▽

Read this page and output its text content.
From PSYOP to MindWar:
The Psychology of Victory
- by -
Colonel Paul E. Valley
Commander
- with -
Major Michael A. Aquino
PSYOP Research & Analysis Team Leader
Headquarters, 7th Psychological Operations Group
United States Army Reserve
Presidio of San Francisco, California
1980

△

→ What to work on
Nothing should be left out: return all of the records exactly.

→ Solution
Read this page and output its text content.
From PSYOP to MindWar:
The Psychology of Victory
- by -
Colonel Paul E. Valley
Commander
- with -
Major Michael A. Aquino
PSYOP Research & Analysis Team Leader
Headquarters, 7th Psychological Operations Group
United States Army Reserve
Presidio of San Francisco, California
1980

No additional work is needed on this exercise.